Give the listing again in full, exactly as written.
────────────────
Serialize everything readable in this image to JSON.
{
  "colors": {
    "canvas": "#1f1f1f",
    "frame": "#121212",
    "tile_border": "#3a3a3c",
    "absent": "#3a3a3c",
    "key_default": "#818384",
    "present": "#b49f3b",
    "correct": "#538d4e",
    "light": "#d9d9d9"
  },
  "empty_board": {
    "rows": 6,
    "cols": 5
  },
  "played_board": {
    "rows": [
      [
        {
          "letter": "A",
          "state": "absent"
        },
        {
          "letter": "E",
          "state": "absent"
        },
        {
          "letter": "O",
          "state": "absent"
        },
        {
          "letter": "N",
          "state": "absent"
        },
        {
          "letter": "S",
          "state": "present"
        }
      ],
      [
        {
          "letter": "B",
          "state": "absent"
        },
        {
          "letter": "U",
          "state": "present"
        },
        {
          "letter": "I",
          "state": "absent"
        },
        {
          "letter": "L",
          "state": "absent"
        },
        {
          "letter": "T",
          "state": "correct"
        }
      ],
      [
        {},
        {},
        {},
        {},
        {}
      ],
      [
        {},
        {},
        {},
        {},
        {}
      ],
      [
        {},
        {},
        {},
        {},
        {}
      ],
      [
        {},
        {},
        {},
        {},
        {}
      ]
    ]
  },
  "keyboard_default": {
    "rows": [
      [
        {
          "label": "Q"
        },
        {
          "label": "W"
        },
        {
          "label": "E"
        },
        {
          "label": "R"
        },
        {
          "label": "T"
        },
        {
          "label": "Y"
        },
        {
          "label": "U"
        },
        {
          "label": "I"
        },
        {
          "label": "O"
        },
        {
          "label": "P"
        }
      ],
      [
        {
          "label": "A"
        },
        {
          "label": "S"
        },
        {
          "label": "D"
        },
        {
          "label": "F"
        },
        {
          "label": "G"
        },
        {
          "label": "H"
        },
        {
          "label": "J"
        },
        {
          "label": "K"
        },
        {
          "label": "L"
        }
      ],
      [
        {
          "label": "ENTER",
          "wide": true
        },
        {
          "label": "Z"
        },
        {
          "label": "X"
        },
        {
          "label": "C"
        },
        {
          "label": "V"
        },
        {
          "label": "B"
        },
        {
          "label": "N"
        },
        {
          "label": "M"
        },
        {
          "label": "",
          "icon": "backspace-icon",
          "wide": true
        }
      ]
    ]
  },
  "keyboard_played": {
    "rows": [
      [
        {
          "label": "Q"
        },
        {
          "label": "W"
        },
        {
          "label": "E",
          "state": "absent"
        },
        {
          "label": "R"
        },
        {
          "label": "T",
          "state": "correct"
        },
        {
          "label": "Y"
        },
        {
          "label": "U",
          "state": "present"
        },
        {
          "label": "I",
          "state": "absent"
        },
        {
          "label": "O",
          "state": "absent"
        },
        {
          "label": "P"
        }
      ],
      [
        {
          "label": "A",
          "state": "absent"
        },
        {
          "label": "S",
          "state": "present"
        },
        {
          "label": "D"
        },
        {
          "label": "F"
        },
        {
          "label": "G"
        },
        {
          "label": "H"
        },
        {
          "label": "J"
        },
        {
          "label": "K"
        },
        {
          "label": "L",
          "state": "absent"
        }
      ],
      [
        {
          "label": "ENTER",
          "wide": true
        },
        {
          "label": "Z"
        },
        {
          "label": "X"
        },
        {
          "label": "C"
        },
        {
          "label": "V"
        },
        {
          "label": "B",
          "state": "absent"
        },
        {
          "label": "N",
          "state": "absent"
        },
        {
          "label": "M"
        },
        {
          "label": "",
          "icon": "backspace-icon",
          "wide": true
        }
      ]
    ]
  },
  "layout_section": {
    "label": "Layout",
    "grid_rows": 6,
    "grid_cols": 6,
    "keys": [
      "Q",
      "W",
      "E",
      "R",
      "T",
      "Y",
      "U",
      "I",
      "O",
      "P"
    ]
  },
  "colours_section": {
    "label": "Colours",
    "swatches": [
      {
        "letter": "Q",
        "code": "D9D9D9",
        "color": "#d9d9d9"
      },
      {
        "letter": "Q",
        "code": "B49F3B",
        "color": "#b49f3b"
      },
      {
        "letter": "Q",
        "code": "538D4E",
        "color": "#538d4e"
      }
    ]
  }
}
────────────────
FINAL RESULT
Serialize everything readable in this image to JSON.
{
  "colors": {
    "canvas": "#1f1f1f",
    "frame": "#121212",
    "tile_border": "#3a3a3c",
    "absent": "#3a3a3c",
    "key_default": "#818384",
    "present": "#b49f3b",
    "correct": "#538d4e",
    "light": "#d9d9d9"
  },
  "empty_board": {
    "rows": 6,
    "cols": 5
  },
  "played_board": {
    "rows": [
      [
        {
          "letter": "A",
          "state": "absent"
        },
        {
          "letter": "E",
          "state": "absent"
        },
        {
          "letter": "O",
          "state": "absent"
        },
        {
          "letter": "N",
          "state": "absent"
        },
        {
          "letter": "S",
          "state": "present"
        }
      ],
      [
        {
          "letter": "B",
          "state": "absent"
        },
        {
          "letter": "U",
          "state": "present"
        },
        {
          "letter": "I",
          "state": "absent"
        },
        {
          "letter": "L",
          "state": "absent"
        },
        {
          "letter": "T",
          "state": "correct"
        }
      ],
      [
        {},
        {},
        {},
        {},
        {}
      ],
      [
        {},
        {},
        {},
        {},
        {}
      ],
      [
        {},
        {},
        {},
        {},
        {}
      ],
      [
        {},
        {},
        {},
        {},
        {}
      ]
    ]
  },
  "keyboard_default": {
    "rows": [
      [
        {
          "label": "Q"
        },
        {
          "label": "W"
        },
        {
          "label": "E"
        },
        {
          "label": "R"
        },
        {
          "label": "T"
        },
        {
          "label": "Y"
        },
        {
          "label": "U"
        },
        {
          "label": "I"
        },
        {
          "label": "O"
        },
        {
          "label": "P"
        }
      ],
      [
        {
          "label": "A"
        },
        {
          "label": "S"
        },
        {
          "label": "D"
        },
        {
          "label": "F"
        },
        {
          "label": "G"
        },
        {
          "label": "H"
        },
        {
          "label": "J"
        },
        {
          "label": "K"
        },
        {
          "label": "L"
        }
      ],
      [
        {
          "label": "ENTER",
          "wide": true
        },
        {
          "label": "Z"
        },
        {
          "label": "X"
        },
        {
          "label": "C"
        },
        {
          "label": "V"
        },
        {
          "label": "B"
        },
        {
          "label": "N"
        },
        {
          "label": "M"
        },
        {
          "label": "",
          "icon": "backspace-icon",
          "wide": true
        }
      ]
    ]
  },
  "keyboard_played": {
    "rows": [
      [
        {
          "label": "Q"
        },
        {
          "label": "W"
        },
        {
          "label": "E",
          "state": "absent"
        },
        {
          "label": "R"
        },
        {
          "label": "T",
          "state": "correct"
        },
        {
          "label": "Y"
        },
        {
          "label": "U",
          "state": "present"
        },
        {
          "label": "I",
          "state": "absent"
        },
        {
          "label": "O",
          "state": "absent"
        },
        {
          "label": "P"
        }
      ],
      [
        {
          "label": "A",
          "state": "absent"
        },
        {
          "label": "S",
          "state": "present"
        },
        {
          "label": "D"
        },
        {
          "label": "F"
        },
        {
          "label": "G"
        },
        {
          "label": "H"
        },
        {
          "label": "J"
        },
        {
          "label": "K"
        },
        {
          "label": "L",
          "state": "absent"
        }
      ],
      [
        {
          "label": "ENTER",
          "wide": true
        },
        {
          "label": "Z"
        },
        {
          "label": "X"
        },
        {
          "label": "C"
        },
        {
          "label": "V"
        },
        {
          "label": "B",
          "state": "absent"
        },
        {
          "label": "N",
          "state": "absent"
        },
        {
          "label": "M"
        },
        {
          "label": "",
          "icon": "backspace-icon",
          "wide": true
        }
      ]
    ]
  },
  "layout_section": {
    "label": "Layout",
    "grid_rows": 6,
    "grid_cols": 6,
    "keys": [
      "Q",
      "W",
      "E",
      "R",
      "T",
      "Y",
      "U",
      "I",
      "O",
      "P"
    ]
  },
  "colours_section": {
    "label": "Colours",
    "swatches": [
      {
        "letter": "Q",
        "code": "D9D9D9",
        "color": "#d9d9d9"
      },
      {
        "letter": "Q",
        "code": "B49F3B",
        "color": "#b49f3b"
      },
      {
        "letter": "Q",
        "code": "538D4E",
        "color": "#538d4e"
      }
    ]
  }
}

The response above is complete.